## Dataset rows
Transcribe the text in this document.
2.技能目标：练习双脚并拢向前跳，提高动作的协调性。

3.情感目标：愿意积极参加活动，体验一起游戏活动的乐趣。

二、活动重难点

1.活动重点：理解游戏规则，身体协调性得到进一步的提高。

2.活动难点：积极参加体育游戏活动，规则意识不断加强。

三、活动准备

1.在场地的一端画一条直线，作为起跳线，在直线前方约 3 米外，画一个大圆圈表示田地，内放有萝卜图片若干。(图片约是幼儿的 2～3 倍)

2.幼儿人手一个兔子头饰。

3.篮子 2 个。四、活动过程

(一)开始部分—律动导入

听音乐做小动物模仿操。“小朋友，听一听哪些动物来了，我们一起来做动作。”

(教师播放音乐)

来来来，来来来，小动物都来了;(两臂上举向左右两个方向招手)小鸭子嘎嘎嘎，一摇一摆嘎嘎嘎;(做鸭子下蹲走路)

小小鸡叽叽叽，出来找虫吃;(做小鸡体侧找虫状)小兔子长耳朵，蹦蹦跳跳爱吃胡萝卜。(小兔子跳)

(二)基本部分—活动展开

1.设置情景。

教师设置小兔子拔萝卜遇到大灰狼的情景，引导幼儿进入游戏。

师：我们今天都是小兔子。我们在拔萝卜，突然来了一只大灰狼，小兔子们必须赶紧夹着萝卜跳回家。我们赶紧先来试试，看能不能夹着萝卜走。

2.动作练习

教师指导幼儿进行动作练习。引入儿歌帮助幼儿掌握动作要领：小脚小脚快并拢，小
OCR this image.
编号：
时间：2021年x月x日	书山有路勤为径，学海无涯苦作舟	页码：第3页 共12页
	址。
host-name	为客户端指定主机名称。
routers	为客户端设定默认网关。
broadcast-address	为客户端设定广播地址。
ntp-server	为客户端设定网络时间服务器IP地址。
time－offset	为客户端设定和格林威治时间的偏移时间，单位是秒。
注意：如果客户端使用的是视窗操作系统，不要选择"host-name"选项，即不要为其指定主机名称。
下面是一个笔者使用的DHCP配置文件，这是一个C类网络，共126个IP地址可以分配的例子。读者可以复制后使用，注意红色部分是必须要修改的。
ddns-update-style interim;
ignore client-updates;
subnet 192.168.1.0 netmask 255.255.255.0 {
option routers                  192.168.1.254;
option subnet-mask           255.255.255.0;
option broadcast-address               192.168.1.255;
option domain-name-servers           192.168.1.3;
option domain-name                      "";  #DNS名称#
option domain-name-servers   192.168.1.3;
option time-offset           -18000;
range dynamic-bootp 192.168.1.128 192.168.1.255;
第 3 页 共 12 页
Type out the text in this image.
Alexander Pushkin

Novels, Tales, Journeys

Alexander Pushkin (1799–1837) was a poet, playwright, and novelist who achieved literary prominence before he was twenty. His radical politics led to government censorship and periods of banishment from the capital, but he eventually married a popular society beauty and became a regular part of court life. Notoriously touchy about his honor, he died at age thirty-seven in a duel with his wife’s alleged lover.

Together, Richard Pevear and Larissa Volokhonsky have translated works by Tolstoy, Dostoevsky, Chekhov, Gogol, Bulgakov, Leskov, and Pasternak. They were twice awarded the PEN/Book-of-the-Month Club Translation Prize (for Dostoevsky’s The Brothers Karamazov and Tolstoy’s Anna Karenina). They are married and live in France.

## Task requirements
In the entries above, identify every line with the word "broadcast". Copy those lines.

## Task result
broadcast-address	为客户端设定广播地址。
option broadcast-address               192.168.1.255;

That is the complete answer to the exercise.